Data -
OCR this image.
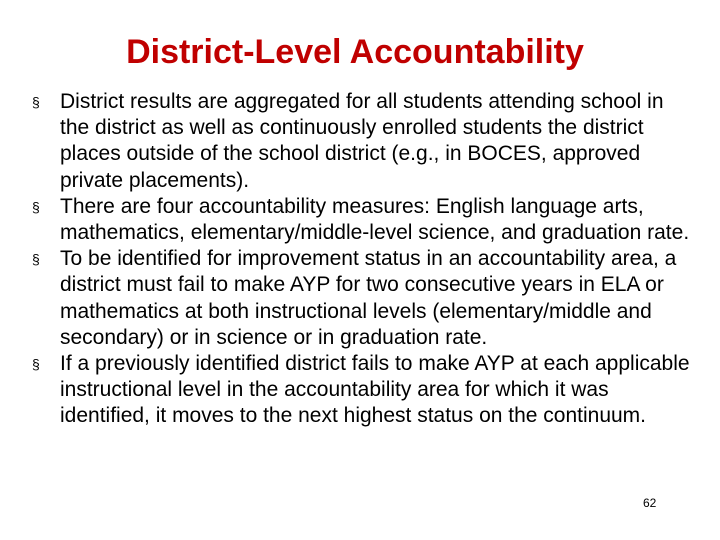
District-Level Accountability
§ District results are aggregated for all students attending school in the district as well as continuously enrolled students the district places outside of the school district (e.g., in BOCES, approved private placements).
§ There are four accountability measures: English language arts, mathematics, elementary/middle-level science, and graduation rate.
§ To be identified for improvement status in an accountability area, a district must fail to make AYP for two consecutive years in ELA or mathematics at both instructional levels (elementary/middle and secondary) or in science or in graduation rate.
§ If a previously identified district fails to make AYP at each applicable instructional level in the accountability area for which it was identified, it moves to the next highest status on the continuum.
62
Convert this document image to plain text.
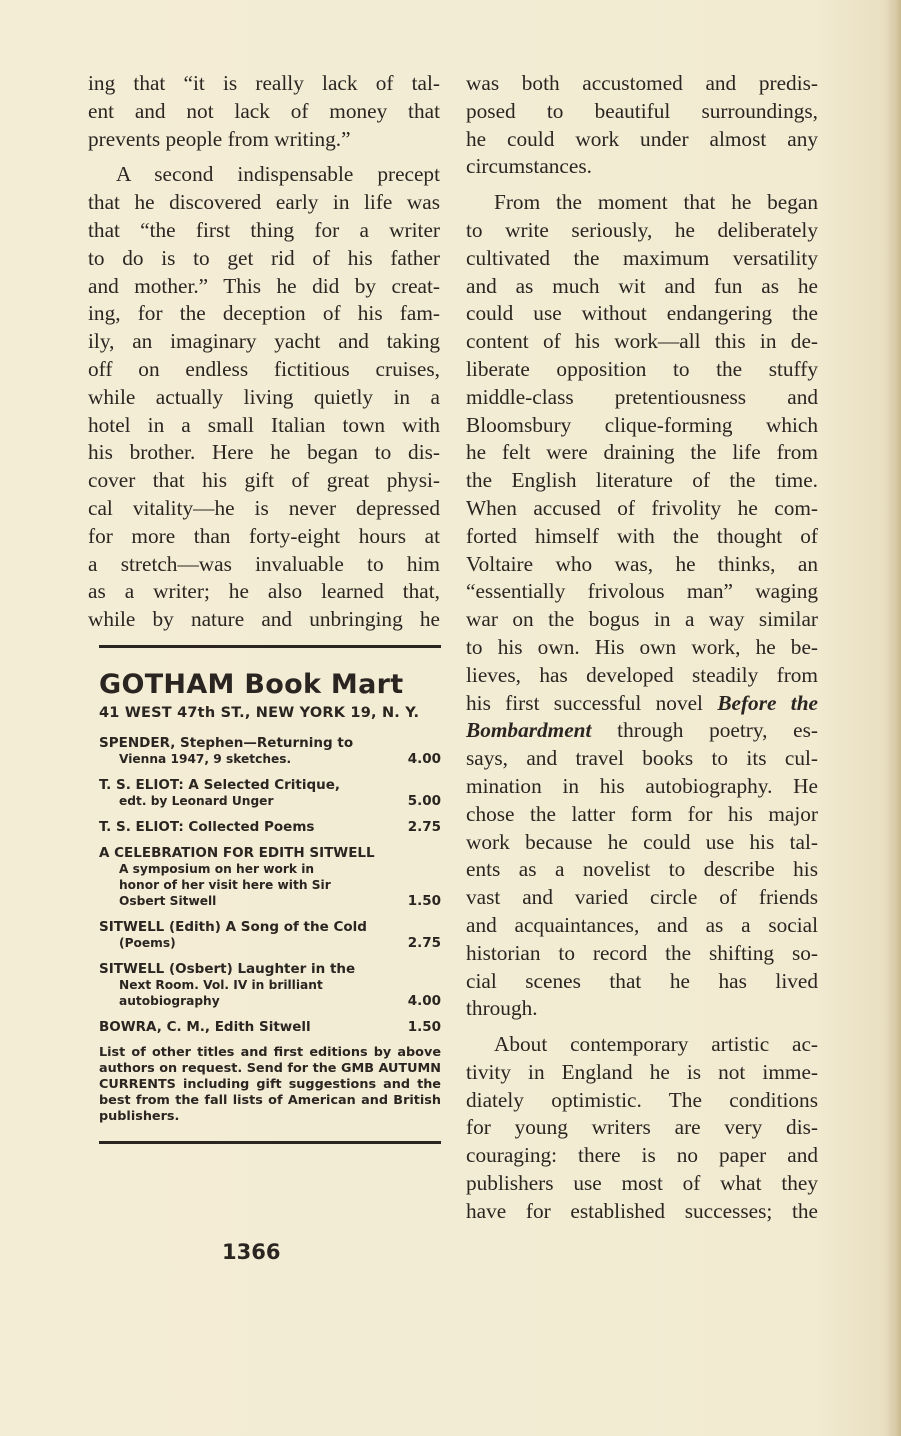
ing that “it is really lack of tal-
ent and not lack of money that
prevents people from writing.”
A second indispensable precept
that he discovered early in life was
that “the first thing for a writer
to do is to get rid of his father
and mother.” This he did by creat-
ing, for the deception of his fam-
ily, an imaginary yacht and taking
off on endless fictitious cruises,
while actually living quietly in a
hotel in a small Italian town with
his brother. Here he began to dis-
cover that his gift of great physi-
cal vitality—he is never depressed
for more than forty-eight hours at
a stretch—was invaluable to him
as a writer; he also learned that,
while by nature and unbringing he
was both accustomed and predis-
posed to beautiful surroundings,
he could work under almost any
circumstances.
From the moment that he began
to write seriously, he deliberately
cultivated the maximum versatility
and as much wit and fun as he
could use without endangering the
content of his work—all this in de-
liberate opposition to the stuffy
middle-class pretentiousness and
Bloomsbury clique-forming which
he felt were draining the life from
the English literature of the time.
When accused of frivolity he com-
forted himself with the thought of
Voltaire who was, he thinks, an
“essentially frivolous man” waging
war on the bogus in a way similar
to his own. His own work, he be-
lieves, has developed steadily from
his first successful novel Before the
Bombardment through poetry, es-
says, and travel books to its cul-
mination in his autobiography. He
chose the latter form for his major
work because he could use his tal-
ents as a novelist to describe his
vast and varied circle of friends
and acquaintances, and as a social
historian to record the shifting so-
cial scenes that he has lived
through.
About contemporary artistic ac-
tivity in England he is not imme-
diately optimistic. The conditions
for young writers are very dis-
couraging: there is no paper and
publishers use most of what they
have for established successes; the
GOTHAM Book Mart
41 WEST 47th ST., NEW YORK 19, N. Y.
SPENDER, Stephen—Returning to
Vienna 1947, 9 sketches.	4.00
T. S. ELIOT: A Selected Critique,
edt. by Leonard Unger	5.00
T. S. ELIOT: Collected Poems	2.75
A CELEBRATION FOR EDITH SITWELL
A symposium on her work in honor of her visit here with Sir Osbert Sitwell	1.50
SITWELL (Edith) A Song of the Cold
(Poems)	2.75
SITWELL (Osbert) Laughter in the
Next Room. Vol. IV in brilliant autobiography	4.00
BOWRA, C. M., Edith Sitwell	1.50
List of other titles and first editions by above authors on request. Send for the GMB AUTUMN CURRENTS including gift suggestions and the best from the fall lists of American and British publishers.
1366
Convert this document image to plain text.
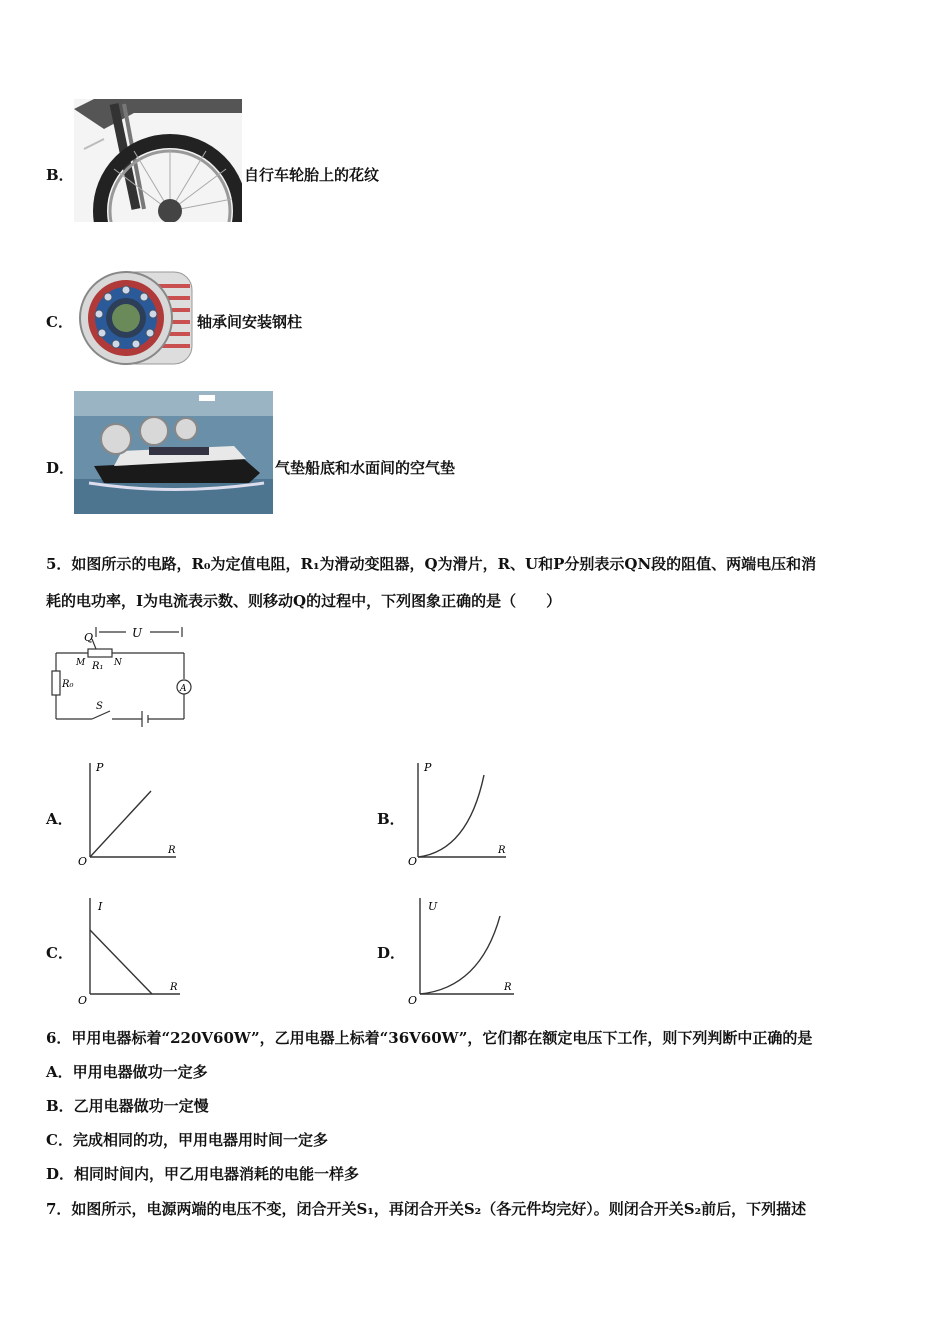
B．	自行车轮胎上的花纹
C．	轴承间安装钢柱
D．	气垫船底和水面间的空气垫
5．如图所示的电路，R₀为定值电阻，R₁为滑动变阻器，Q为滑片，R、U和P分别表示QN段的阻值、两端电压和消
耗的电功率，I为电流表示数、则移动Q的过程中，下列图象正确的是（　　）
U
Q
M	N
R₁
R₀
S
A
A．
P
R
O
B．
P
R
O
C．
I
R
O
D．
U
R
O
6．甲用电器标着“220V60W”，乙用电器上标着“36V60W”，它们都在额定电压下工作，则下列判断中正确的是
A．甲用电器做功一定多
B．乙用电器做功一定慢
C．完成相同的功，甲用电器用时间一定多
D．相同时间内，甲乙用电器消耗的电能一样多
7．如图所示，电源两端的电压不变，闭合开关S₁，再闭合开关S₂（各元件均完好）。则闭合开关S₂前后，下列描述
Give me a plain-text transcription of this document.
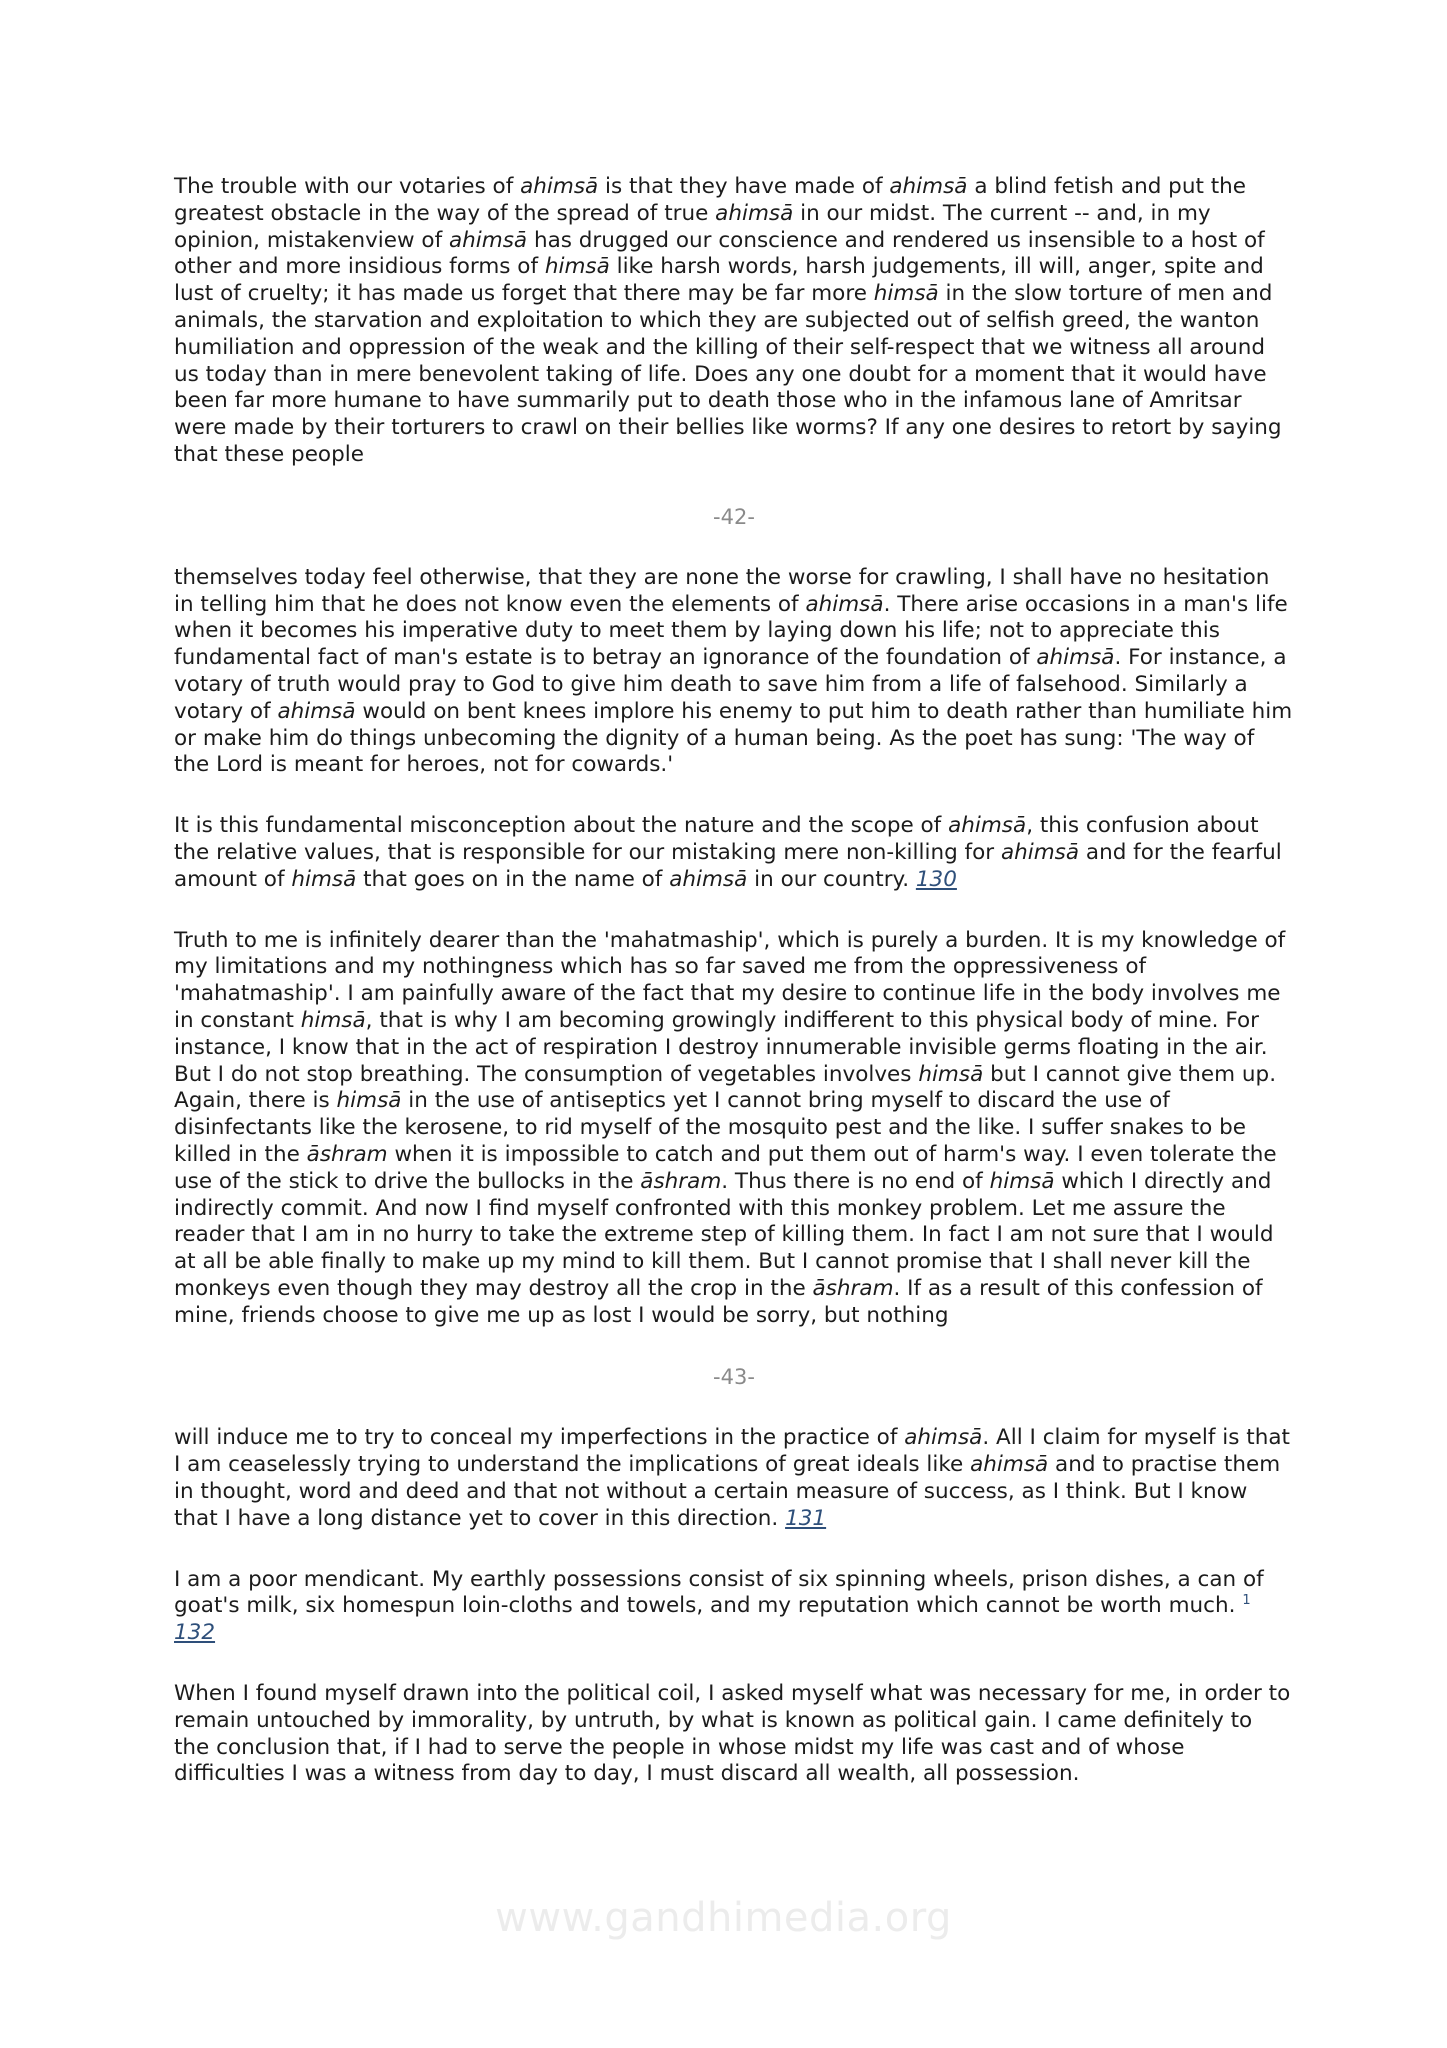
The trouble with our votaries of ahimsā is that they have made of ahimsā a blind fetish and put the greatest obstacle in the way of the spread of true ahimsā in our midst. The current -- and, in my opinion, mistakenview of ahimsā has drugged our conscience and rendered us insensible to a host of other and more insidious forms of himsā like harsh words, harsh judgements, ill will, anger, spite and lust of cruelty; it has made us forget that there may be far more himsā in the slow torture of men and animals, the starvation and exploitation to which they are subjected out of selfish greed, the wanton humiliation and oppression of the weak and the killing of their self-respect that we witness all around us today than in mere benevolent taking of life. Does any one doubt for a moment that it would have been far more humane to have summarily put to death those who in the infamous lane of Amritsar were made by their torturers to crawl on their bellies like worms? If any one desires to retort by saying that these people

-42-

themselves today feel otherwise, that they are none the worse for crawling, I shall have no hesitation in telling him that he does not know even the elements of ahimsā. There arise occasions in a man's life when it becomes his imperative duty to meet them by laying down his life; not to appreciate this fundamental fact of man's estate is to betray an ignorance of the foundation of ahimsā. For instance, a votary of truth would pray to God to give him death to save him from a life of falsehood. Similarly a votary of ahimsā would on bent knees implore his enemy to put him to death rather than humiliate him or make him do things unbecoming the dignity of a human being. As the poet has sung: 'The way of the Lord is meant for heroes, not for cowards.'

It is this fundamental misconception about the nature and the scope of ahimsā, this confusion about the relative values, that is responsible for our mistaking mere non-killing for ahimsā and for the fearful amount of himsā that goes on in the name of ahimsā in our country. 130

Truth to me is infinitely dearer than the 'mahatmaship', which is purely a burden. It is my knowledge of my limitations and my nothingness which has so far saved me from the oppressiveness of 'mahatmaship'. I am painfully aware of the fact that my desire to continue life in the body involves me in constant himsā, that is why I am becoming growingly indifferent to this physical body of mine. For instance, I know that in the act of respiration I destroy innumerable invisible germs floating in the air. But I do not stop breathing. The consumption of vegetables involves himsā but I cannot give them up. Again, there is himsā in the use of antiseptics yet I cannot bring myself to discard the use of disinfectants like the kerosene, to rid myself of the mosquito pest and the like. I suffer snakes to be killed in the āshram when it is impossible to catch and put them out of harm's way. I even tolerate the use of the stick to drive the bullocks in the āshram. Thus there is no end of himsā which I directly and indirectly commit. And now I find myself confronted with this monkey problem. Let me assure the reader that I am in no hurry to take the extreme step of killing them. In fact I am not sure that I would at all be able finally to make up my mind to kill them. But I cannot promise that I shall never kill the monkeys even though they may destroy all the crop in the āshram. If as a result of this confession of mine, friends choose to give me up as lost I would be sorry, but nothing

-43-

will induce me to try to conceal my imperfections in the practice of ahimsā. All I claim for myself is that I am ceaselessly trying to understand the implications of great ideals like ahimsā and to practise them in thought, word and deed and that not without a certain measure of success, as I think. But I know that I have a long distance yet to cover in this direction. 131

I am a poor mendicant. My earthly possessions consist of six spinning wheels, prison dishes, a can of goat's milk, six homespun loin-cloths and towels, and my reputation which cannot be worth much. $^1$ 132

When I found myself drawn into the political coil, I asked myself what was necessary for me, in order to remain untouched by immorality, by untruth, by what is known as political gain. I came definitely to the conclusion that, if I had to serve the people in whose midst my life was cast and of whose difficulties I was a witness from day to day, I must discard all wealth, all possession.

www.gandhimedia.org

Prompt - Give a single number: the count of lines above that include the word "death".

Result of this task - 2